◆ **EXERCISE AIM**
Every entry that follows needs to be repeated exactly.

◆ **INPUT FOR THIS TASK**
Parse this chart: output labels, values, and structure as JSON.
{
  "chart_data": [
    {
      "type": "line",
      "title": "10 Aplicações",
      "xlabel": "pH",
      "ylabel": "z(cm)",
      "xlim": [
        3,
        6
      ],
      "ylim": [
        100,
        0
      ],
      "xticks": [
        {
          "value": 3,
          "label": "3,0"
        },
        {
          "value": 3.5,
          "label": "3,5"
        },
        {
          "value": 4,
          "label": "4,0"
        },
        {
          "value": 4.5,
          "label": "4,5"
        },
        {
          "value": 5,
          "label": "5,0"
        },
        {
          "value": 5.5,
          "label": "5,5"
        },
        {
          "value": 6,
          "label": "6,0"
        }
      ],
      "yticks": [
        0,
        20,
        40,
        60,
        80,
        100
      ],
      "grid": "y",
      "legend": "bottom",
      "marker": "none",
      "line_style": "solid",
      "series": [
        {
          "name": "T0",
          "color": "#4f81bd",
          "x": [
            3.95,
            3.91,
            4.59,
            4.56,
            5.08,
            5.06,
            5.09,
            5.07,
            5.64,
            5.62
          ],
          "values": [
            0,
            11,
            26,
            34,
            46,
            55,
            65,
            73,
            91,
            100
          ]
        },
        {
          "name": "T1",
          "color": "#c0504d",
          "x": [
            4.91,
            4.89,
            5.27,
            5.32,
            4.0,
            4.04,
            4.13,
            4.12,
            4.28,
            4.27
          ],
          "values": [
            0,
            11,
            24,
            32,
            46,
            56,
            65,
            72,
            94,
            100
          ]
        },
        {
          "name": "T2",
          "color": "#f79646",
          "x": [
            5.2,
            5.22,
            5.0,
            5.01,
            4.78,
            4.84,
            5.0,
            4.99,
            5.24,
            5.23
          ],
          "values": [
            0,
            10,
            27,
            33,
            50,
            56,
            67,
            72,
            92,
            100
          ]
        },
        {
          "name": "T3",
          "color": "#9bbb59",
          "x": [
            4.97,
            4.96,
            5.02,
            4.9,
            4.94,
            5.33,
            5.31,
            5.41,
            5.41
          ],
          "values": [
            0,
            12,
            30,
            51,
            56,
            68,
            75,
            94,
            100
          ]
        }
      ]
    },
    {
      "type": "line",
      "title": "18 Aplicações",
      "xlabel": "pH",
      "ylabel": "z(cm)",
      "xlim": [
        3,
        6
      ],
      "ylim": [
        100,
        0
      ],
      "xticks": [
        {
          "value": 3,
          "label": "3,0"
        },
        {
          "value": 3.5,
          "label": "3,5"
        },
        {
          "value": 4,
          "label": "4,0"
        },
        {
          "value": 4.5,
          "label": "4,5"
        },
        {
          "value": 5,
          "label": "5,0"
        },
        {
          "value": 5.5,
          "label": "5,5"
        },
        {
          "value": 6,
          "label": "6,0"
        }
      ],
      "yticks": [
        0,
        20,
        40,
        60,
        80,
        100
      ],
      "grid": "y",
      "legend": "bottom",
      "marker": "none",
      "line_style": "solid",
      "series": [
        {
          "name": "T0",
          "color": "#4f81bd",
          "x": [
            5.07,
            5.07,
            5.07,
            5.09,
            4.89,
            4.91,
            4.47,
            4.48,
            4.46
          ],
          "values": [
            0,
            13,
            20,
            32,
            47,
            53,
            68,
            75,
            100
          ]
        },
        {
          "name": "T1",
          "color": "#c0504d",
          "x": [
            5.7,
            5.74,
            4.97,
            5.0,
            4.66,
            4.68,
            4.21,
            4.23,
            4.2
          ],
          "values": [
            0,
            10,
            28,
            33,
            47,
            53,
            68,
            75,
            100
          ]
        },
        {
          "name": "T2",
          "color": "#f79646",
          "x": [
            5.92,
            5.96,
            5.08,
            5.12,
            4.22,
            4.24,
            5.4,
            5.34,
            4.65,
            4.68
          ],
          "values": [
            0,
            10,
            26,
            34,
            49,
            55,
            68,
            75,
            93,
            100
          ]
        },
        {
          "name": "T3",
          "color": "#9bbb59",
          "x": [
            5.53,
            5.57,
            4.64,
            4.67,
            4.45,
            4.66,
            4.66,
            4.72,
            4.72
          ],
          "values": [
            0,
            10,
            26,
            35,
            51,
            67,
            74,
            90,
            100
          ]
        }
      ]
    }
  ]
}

◆ **TASK ANSWER**
Parse this chart: output labels, values, and structure as JSON.
{
  "chart_data": [
    {
      "type": "line",
      "title": "10 Aplicações",
      "xlabel": "pH",
      "ylabel": "z(cm)",
      "xlim": [
        3,
        6
      ],
      "ylim": [
        100,
        0
      ],
      "xticks": [
        {
          "value": 3,
          "label": "3,0"
        },
        {
          "value": 3.5,
          "label": "3,5"
        },
        {
          "value": 4,
          "label": "4,0"
        },
        {
          "value": 4.5,
          "label": "4,5"
        },
        {
          "value": 5,
          "label": "5,0"
        },
        {
          "value": 5.5,
          "label": "5,5"
        },
        {
          "value": 6,
          "label": "6,0"
        }
      ],
      "yticks": [
        0,
        20,
        40,
        60,
        80,
        100
      ],
      "grid": "y",
      "legend": "bottom",
      "marker": "none",
      "line_style": "solid",
      "series": [
        {
          "name": "T0",
          "color": "#4f81bd",
          "x": [
            3.95,
            3.91,
            4.59,
            4.56,
            5.08,
            5.06,
            5.09,
            5.07,
            5.64,
            5.62
          ],
          "values": [
            0,
            11,
            26,
            34,
            46,
            55,
            65,
            73,
            91,
            100
          ]
        },
        {
          "name": "T1",
          "color": "#c0504d",
          "x": [
            4.91,
            4.89,
            5.27,
            5.32,
            4.0,
            4.04,
            4.13,
            4.12,
            4.28,
            4.27
          ],
          "values": [
            0,
            11,
            24,
            32,
            46,
            56,
            65,
            72,
            94,
            100
          ]
        },
        {
          "name": "T2",
          "color": "#f79646",
          "x": [
            5.2,
            5.22,
            5.0,
            5.01,
            4.78,
            4.84,
            5.0,
            4.99,
            5.24,
            5.23
          ],
          "values": [
            0,
            10,
            27,
            33,
            50,
            56,
            67,
            72,
            92,
            100
          ]
        },
        {
          "name": "T3",
          "color": "#9bbb59",
          "x": [
            4.97,
            4.96,
            5.02,
            4.9,
            4.94,
            5.33,
            5.31,
            5.41,
            5.41
          ],
          "values": [
            0,
            12,
            30,
            51,
            56,
            68,
            75,
            94,
            100
          ]
        }
      ]
    },
    {
      "type": "line",
      "title": "18 Aplicações",
      "xlabel": "pH",
      "ylabel": "z(cm)",
      "xlim": [
        3,
        6
      ],
      "ylim": [
        100,
        0
      ],
      "xticks": [
        {
          "value": 3,
          "label": "3,0"
        },
        {
          "value": 3.5,
          "label": "3,5"
        },
        {
          "value": 4,
          "label": "4,0"
        },
        {
          "value": 4.5,
          "label": "4,5"
        },
        {
          "value": 5,
          "label": "5,0"
        },
        {
          "value": 5.5,
          "label": "5,5"
        },
        {
          "value": 6,
          "label": "6,0"
        }
      ],
      "yticks": [
        0,
        20,
        40,
        60,
        80,
        100
      ],
      "grid": "y",
      "legend": "bottom",
      "marker": "none",
      "line_style": "solid",
      "series": [
        {
          "name": "T0",
          "color": "#4f81bd",
          "x": [
            5.07,
            5.07,
            5.07,
            5.09,
            4.89,
            4.91,
            4.47,
            4.48,
            4.46
          ],
          "values": [
            0,
            13,
            20,
            32,
            47,
            53,
            68,
            75,
            100
          ]
        },
        {
          "name": "T1",
          "color": "#c0504d",
          "x": [
            5.7,
            5.74,
            4.97,
            5.0,
            4.66,
            4.68,
            4.21,
            4.23,
            4.2
          ],
          "values": [
            0,
            10,
            28,
            33,
            47,
            53,
            68,
            75,
            100
          ]
        },
        {
          "name": "T2",
          "color": "#f79646",
          "x": [
            5.92,
            5.96,
            5.08,
            5.12,
            4.22,
            4.24,
            5.4,
            5.34,
            4.65,
            4.68
          ],
          "values": [
            0,
            10,
            26,
            34,
            49,
            55,
            68,
            75,
            93,
            100
          ]
        },
        {
          "name": "T3",
          "color": "#9bbb59",
          "x": [
            5.53,
            5.57,
            4.64,
            4.67,
            4.45,
            4.66,
            4.66,
            4.72,
            4.72
          ],
          "values": [
            0,
            10,
            26,
            35,
            51,
            67,
            74,
            90,
            100
          ]
        }
      ]
    }
  ]
}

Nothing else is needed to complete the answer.